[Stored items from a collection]
———
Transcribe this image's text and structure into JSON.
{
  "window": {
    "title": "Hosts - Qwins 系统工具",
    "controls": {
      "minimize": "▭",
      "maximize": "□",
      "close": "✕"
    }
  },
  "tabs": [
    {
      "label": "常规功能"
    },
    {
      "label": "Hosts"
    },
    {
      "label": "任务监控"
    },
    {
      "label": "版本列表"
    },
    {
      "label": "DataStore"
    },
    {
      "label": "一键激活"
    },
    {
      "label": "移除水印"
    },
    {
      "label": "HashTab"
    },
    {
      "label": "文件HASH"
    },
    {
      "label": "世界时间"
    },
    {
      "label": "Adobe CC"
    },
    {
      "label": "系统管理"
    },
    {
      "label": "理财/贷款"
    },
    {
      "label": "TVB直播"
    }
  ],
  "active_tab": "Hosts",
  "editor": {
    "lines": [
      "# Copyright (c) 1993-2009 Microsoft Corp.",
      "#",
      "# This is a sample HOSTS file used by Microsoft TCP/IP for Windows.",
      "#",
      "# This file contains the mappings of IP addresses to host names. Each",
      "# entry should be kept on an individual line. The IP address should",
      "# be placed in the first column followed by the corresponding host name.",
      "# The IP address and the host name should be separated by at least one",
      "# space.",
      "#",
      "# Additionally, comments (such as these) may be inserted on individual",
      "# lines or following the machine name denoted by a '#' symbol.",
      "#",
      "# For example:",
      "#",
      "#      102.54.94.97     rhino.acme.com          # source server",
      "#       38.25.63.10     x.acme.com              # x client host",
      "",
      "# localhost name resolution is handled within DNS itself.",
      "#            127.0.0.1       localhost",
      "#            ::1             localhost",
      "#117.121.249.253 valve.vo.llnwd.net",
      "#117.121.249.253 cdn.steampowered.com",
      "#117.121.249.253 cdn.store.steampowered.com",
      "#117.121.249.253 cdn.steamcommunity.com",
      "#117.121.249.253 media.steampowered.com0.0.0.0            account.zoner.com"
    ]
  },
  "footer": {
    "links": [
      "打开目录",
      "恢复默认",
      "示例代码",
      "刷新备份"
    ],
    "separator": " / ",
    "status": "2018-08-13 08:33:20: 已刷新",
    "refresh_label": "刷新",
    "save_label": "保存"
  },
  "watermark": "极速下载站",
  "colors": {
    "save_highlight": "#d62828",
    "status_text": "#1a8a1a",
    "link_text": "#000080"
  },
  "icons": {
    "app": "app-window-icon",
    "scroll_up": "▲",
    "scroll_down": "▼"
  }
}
———
=== Brief ===
Identify each line in the entries with the word "should" and copy it.

=== Answer to the exercise ===
      "# entry should be kept on an individual line. The IP address should",
      "# The IP address and the host name should be separated by at least one",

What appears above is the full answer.